EXTRACTED MATERIAL:
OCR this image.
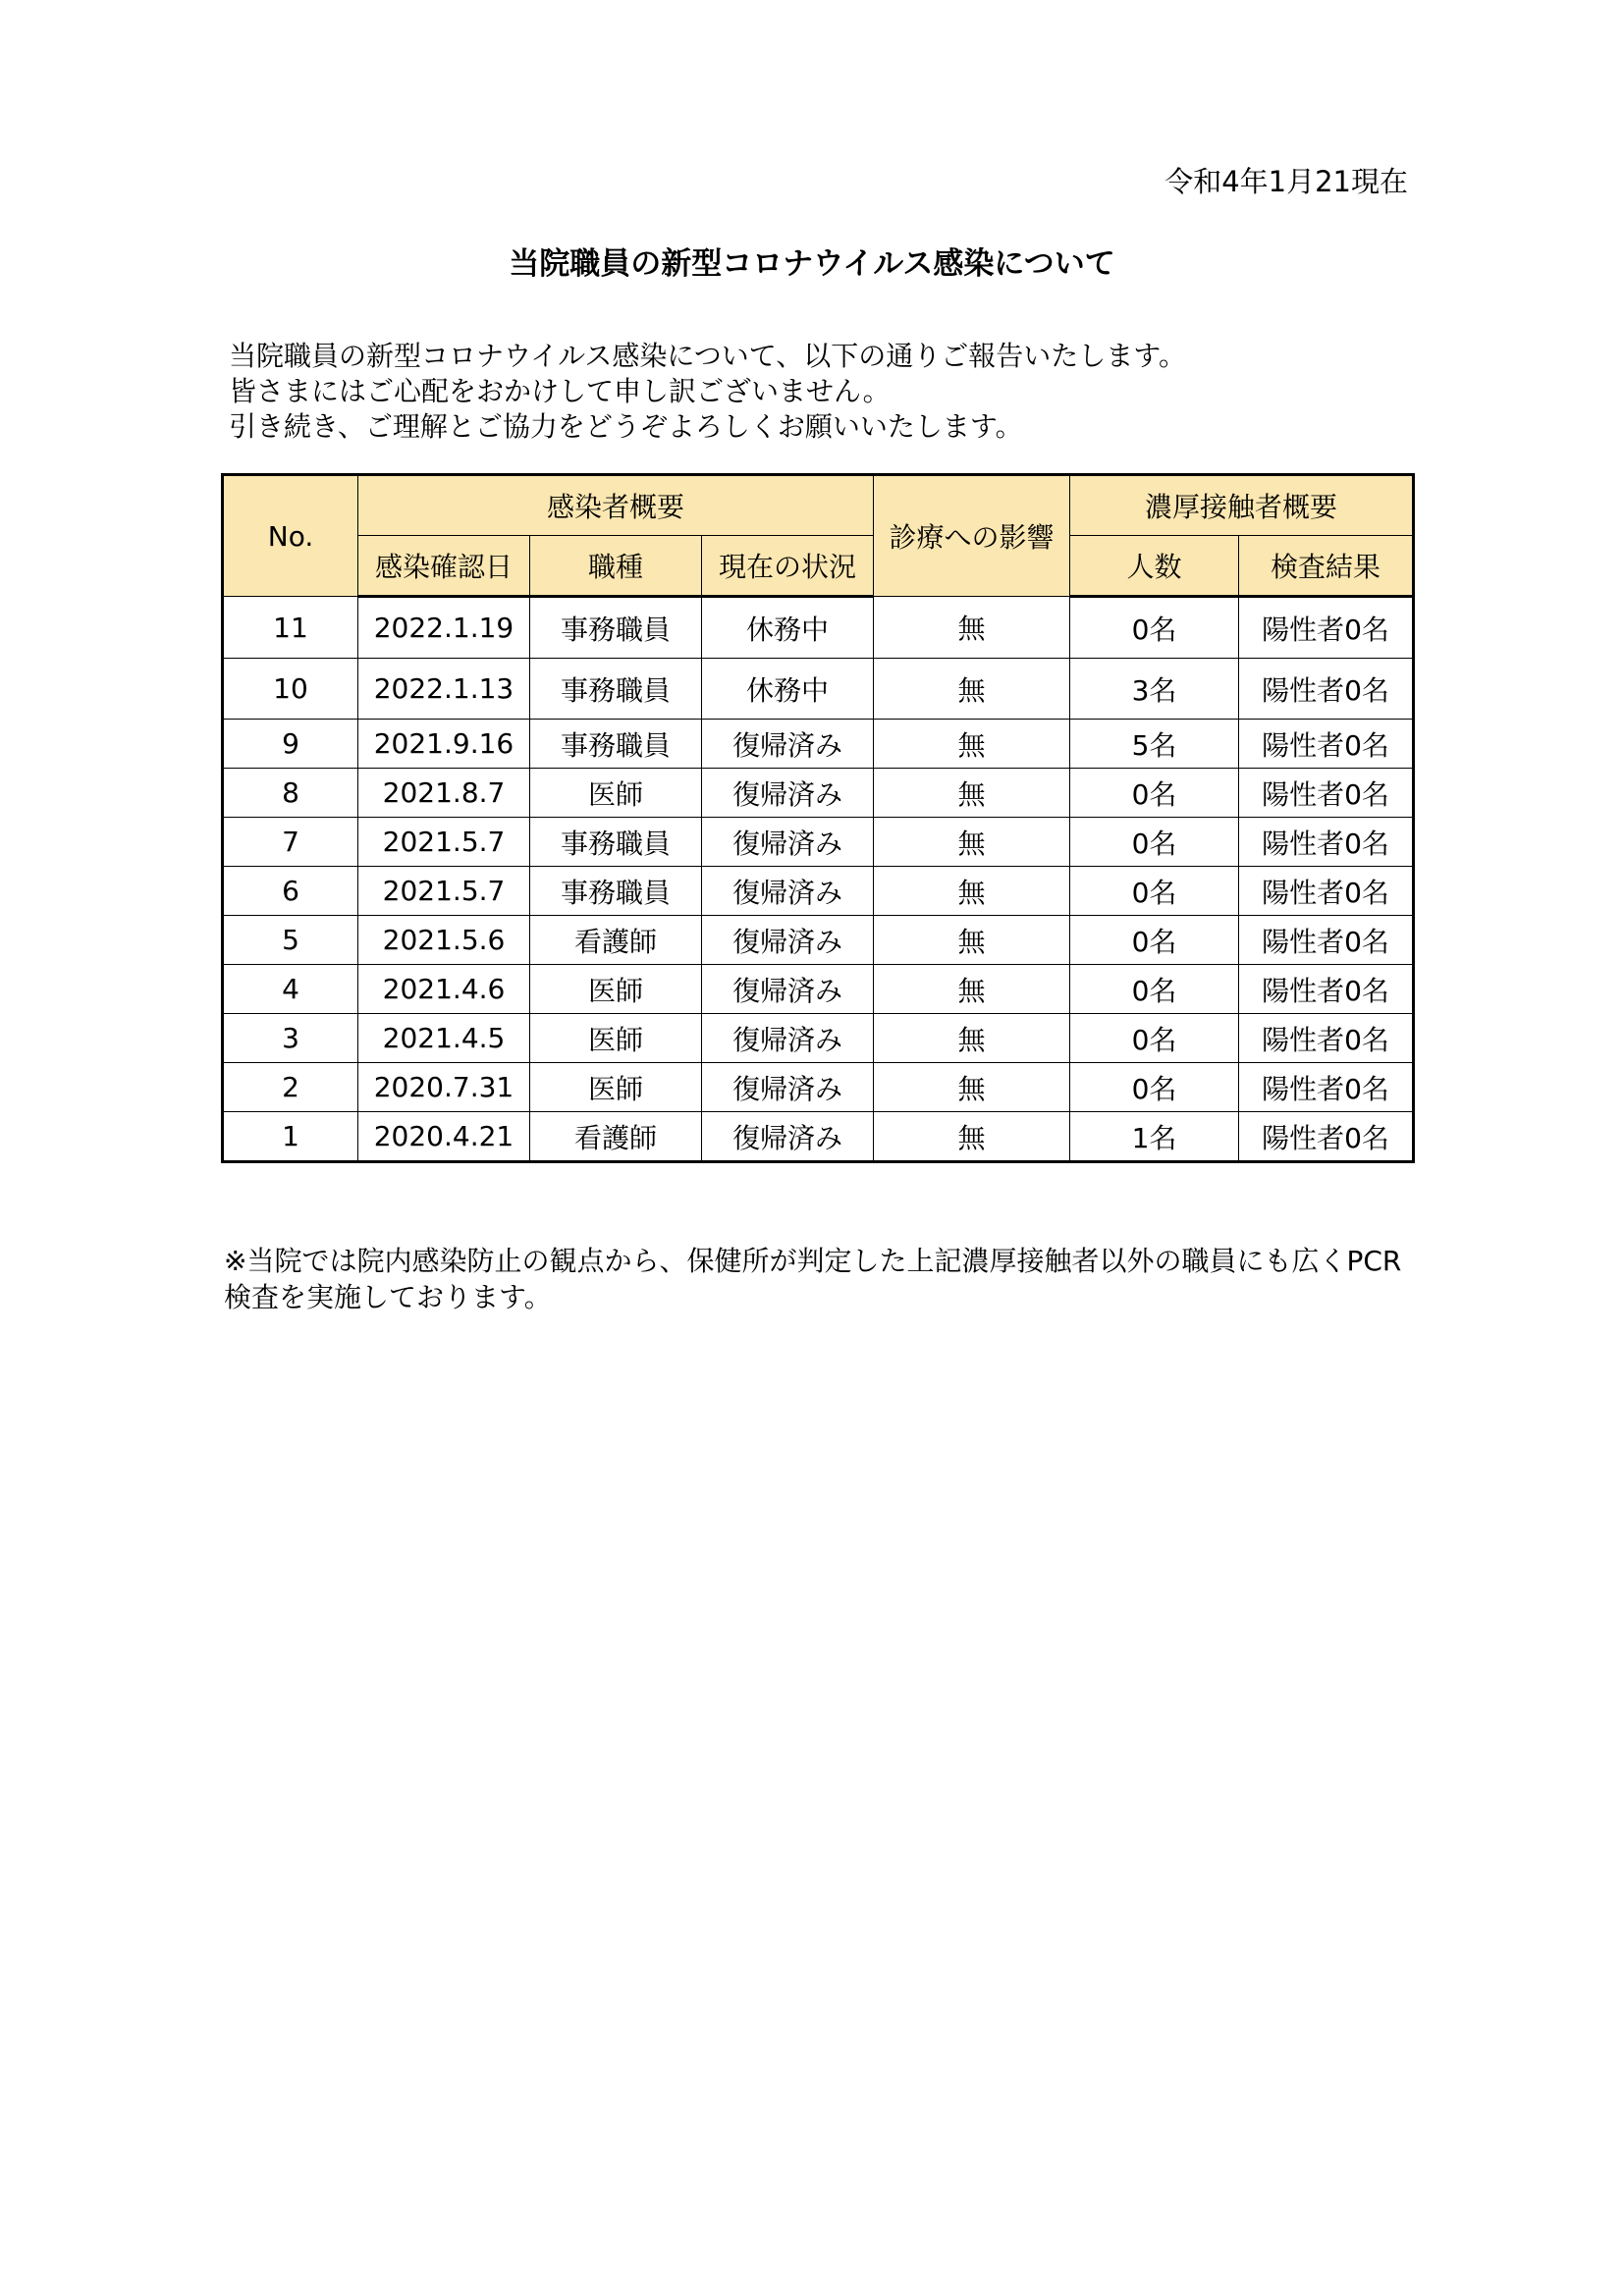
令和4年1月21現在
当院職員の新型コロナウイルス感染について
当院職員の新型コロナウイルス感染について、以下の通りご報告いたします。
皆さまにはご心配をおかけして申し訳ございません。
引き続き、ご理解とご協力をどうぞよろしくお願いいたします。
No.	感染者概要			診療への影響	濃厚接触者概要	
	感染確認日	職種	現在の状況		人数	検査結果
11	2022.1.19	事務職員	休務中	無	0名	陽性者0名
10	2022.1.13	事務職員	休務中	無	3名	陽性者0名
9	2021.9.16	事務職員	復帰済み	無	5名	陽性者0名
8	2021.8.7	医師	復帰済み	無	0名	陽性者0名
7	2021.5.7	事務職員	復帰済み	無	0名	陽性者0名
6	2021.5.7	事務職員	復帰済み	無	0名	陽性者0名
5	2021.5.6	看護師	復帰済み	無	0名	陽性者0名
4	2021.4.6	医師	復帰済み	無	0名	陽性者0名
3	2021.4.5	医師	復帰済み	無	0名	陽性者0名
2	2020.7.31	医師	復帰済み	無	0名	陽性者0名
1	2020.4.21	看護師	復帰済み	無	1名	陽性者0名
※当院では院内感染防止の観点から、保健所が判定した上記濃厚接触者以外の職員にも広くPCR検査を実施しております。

GIVEN INSTRUCTION: Only a number is expected here: the count of lines in the listing that hold the string "事務職員".

TASK OUTPUT: 5